Supplied information
— START —

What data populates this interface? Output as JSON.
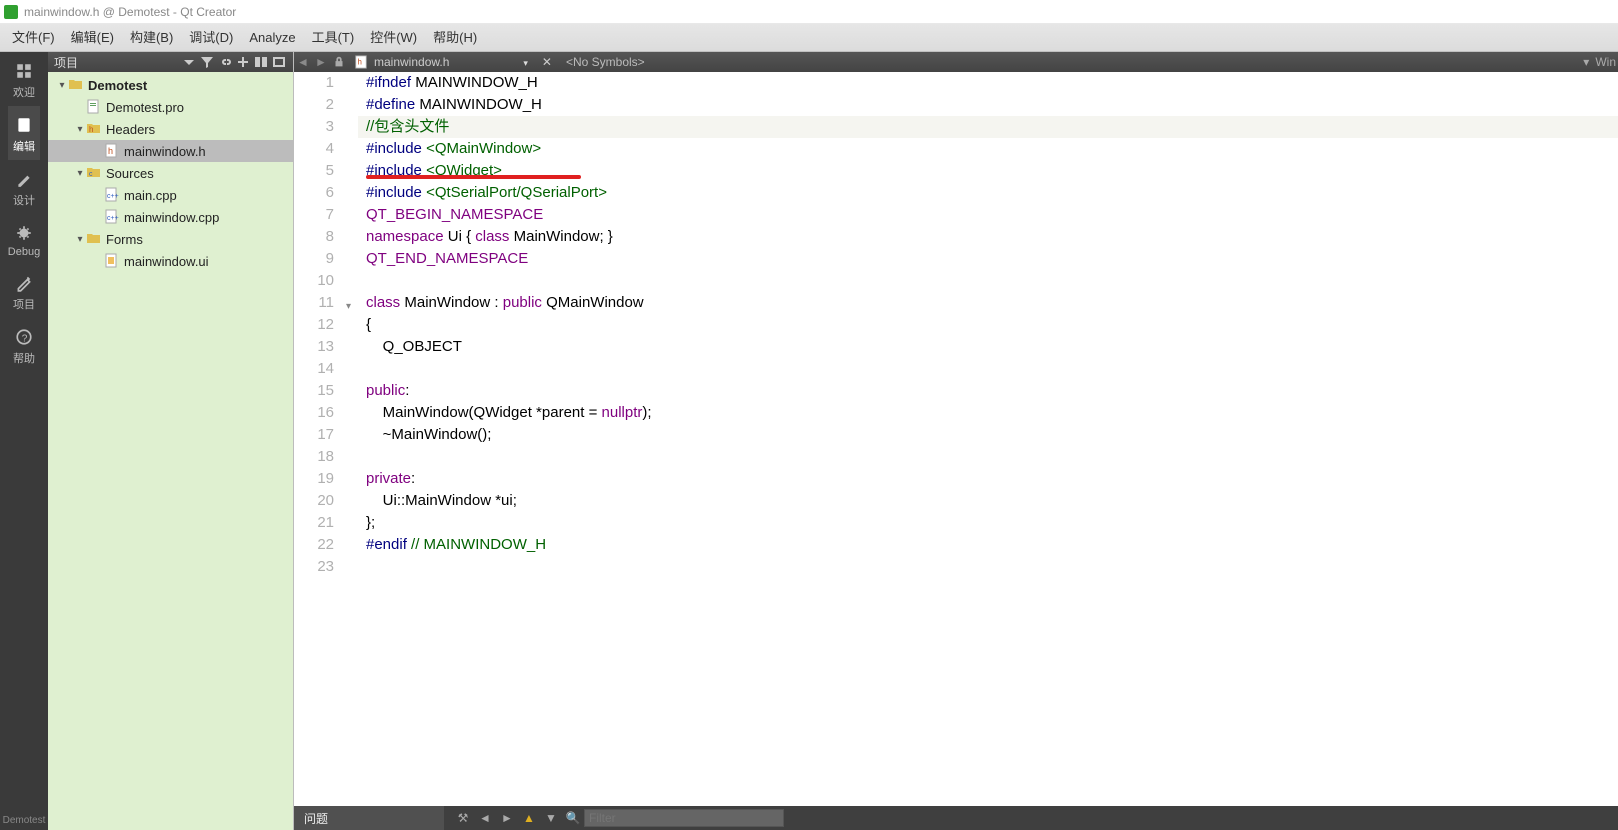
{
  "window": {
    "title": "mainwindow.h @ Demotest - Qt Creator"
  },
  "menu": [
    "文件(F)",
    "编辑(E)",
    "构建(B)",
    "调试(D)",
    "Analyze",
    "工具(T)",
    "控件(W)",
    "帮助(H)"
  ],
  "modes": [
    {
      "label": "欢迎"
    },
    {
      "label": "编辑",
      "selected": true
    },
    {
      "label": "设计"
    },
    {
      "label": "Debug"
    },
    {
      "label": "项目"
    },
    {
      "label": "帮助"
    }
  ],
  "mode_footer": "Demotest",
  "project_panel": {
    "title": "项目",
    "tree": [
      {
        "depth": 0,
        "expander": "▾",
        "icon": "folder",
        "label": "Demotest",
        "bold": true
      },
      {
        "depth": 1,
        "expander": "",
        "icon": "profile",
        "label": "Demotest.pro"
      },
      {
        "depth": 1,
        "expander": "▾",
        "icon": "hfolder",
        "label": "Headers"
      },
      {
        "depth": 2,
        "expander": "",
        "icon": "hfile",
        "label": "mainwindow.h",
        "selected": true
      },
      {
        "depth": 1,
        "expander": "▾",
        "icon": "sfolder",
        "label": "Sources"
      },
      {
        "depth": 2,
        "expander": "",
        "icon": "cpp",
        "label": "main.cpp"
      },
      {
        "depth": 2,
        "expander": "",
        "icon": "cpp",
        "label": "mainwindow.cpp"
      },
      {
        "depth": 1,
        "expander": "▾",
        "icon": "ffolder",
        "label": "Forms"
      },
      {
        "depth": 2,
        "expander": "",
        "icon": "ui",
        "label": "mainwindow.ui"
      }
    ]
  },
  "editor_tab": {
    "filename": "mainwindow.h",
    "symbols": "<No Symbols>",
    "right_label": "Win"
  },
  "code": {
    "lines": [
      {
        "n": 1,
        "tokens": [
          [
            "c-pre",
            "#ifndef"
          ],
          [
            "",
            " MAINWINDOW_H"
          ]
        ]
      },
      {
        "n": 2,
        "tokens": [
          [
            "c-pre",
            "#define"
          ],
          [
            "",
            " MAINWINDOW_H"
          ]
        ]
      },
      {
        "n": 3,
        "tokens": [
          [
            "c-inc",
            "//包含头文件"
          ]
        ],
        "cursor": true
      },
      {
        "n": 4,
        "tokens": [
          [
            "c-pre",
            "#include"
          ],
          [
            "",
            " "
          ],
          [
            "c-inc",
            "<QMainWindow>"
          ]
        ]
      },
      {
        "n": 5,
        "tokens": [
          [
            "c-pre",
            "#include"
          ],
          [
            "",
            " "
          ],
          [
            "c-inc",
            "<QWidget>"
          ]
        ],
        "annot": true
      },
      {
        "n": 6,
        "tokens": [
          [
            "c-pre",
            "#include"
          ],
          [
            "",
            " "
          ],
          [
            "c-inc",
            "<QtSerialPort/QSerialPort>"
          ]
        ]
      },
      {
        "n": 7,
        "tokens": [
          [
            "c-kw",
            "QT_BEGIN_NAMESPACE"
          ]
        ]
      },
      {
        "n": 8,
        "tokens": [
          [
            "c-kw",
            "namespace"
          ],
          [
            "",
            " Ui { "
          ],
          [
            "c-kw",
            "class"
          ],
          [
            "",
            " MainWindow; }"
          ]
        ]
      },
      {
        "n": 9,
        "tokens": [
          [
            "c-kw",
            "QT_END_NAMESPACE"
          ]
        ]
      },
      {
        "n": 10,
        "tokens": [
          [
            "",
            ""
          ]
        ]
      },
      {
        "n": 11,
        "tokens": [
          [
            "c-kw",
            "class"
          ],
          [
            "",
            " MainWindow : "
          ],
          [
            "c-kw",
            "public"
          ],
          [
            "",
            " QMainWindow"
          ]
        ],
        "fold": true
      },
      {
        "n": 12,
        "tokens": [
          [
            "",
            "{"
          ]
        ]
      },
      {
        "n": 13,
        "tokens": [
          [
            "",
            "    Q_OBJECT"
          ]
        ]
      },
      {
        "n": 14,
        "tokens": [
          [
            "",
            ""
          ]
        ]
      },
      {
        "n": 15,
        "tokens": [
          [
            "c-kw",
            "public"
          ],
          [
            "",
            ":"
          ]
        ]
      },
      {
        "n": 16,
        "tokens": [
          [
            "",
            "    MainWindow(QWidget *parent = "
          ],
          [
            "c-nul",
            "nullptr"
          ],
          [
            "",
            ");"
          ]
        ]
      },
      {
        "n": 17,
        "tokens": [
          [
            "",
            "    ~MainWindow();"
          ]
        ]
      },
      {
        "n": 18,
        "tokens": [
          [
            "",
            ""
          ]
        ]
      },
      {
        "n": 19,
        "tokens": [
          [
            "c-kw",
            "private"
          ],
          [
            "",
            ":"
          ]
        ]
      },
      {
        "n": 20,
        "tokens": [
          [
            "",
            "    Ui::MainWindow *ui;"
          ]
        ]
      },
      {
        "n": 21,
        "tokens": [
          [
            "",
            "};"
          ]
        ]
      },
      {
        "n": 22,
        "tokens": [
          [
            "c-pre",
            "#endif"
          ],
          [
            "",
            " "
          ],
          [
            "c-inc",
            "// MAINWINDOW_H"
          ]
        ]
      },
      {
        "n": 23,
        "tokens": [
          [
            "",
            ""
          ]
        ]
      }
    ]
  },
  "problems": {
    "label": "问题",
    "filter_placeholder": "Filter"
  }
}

— END —
— START —

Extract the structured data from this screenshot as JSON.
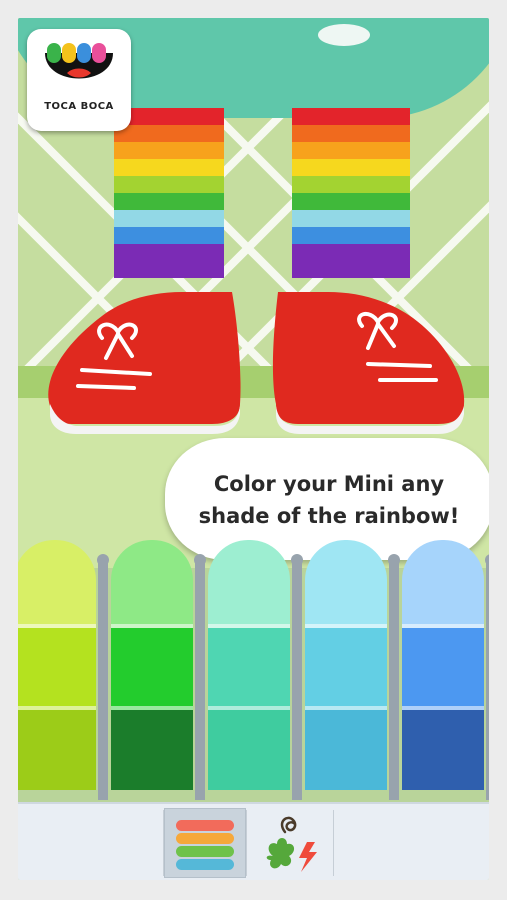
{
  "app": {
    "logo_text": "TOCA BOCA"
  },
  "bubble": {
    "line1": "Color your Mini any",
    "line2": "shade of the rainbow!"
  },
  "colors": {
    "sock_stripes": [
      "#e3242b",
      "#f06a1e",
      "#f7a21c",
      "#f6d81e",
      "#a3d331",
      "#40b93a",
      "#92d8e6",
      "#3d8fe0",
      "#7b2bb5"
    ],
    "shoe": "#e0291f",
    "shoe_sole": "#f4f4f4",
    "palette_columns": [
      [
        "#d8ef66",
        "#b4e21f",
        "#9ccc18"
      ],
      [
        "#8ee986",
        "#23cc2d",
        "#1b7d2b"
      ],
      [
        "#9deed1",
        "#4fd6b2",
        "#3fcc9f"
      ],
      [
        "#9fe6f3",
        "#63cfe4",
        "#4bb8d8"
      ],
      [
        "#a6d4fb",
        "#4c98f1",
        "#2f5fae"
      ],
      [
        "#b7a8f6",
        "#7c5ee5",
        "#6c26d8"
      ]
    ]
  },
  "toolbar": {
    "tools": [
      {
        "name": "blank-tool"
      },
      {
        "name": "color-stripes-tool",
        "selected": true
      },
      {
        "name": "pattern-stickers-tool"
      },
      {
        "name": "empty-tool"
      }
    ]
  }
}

— END —
— START —

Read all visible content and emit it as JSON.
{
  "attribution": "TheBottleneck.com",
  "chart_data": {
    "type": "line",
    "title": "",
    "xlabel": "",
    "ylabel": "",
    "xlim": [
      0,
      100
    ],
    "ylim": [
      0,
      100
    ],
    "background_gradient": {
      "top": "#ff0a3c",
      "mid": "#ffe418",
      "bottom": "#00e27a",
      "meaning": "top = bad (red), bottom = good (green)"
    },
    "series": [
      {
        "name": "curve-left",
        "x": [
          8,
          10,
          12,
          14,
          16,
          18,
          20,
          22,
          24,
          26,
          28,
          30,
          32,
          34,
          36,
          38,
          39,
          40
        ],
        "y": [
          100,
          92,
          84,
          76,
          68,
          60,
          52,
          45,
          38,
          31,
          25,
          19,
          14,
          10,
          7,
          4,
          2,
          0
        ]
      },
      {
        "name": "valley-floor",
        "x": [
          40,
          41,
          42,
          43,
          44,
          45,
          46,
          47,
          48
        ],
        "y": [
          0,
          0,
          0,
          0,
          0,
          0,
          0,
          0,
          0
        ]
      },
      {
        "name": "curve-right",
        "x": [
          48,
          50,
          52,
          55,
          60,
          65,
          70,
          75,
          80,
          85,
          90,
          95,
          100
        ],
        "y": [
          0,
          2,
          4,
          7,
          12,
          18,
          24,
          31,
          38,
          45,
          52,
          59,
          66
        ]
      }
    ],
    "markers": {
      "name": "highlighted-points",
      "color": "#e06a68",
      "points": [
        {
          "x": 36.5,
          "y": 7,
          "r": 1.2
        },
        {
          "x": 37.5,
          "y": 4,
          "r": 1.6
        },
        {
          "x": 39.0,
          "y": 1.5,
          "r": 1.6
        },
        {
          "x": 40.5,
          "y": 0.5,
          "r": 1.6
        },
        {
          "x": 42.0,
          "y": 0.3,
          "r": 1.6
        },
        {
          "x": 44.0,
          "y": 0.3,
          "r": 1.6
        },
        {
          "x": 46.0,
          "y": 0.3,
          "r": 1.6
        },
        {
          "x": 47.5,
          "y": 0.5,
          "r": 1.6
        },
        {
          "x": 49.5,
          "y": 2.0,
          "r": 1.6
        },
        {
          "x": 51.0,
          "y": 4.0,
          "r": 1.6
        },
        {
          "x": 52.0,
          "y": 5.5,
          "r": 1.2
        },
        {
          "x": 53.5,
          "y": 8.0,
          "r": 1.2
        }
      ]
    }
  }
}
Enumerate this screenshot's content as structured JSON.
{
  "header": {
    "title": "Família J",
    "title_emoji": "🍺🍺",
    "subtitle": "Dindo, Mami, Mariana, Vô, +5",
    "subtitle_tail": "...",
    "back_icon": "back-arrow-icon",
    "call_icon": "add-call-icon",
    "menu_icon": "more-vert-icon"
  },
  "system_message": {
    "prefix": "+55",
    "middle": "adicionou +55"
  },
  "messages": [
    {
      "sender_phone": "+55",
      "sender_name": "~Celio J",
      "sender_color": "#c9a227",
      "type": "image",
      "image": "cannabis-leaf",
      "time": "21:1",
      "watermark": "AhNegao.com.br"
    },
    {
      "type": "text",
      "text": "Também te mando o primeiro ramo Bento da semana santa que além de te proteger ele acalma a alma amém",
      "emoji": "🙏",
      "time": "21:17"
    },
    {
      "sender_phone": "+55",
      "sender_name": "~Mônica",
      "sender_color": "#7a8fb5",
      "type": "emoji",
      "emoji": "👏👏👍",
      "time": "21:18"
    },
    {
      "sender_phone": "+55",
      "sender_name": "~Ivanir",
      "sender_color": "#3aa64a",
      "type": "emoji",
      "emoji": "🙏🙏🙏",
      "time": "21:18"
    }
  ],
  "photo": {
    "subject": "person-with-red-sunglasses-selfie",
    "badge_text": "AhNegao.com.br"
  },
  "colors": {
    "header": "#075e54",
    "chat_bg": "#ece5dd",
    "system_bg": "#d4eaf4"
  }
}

— END —

Task instructions
Show all lines in the entries above where the string "true" appears.

Result of this exercise
      "selected": true
        "bold": true
        "selected": true
        "cursor": true
        "annot": true
        "fold": true
        "selected": true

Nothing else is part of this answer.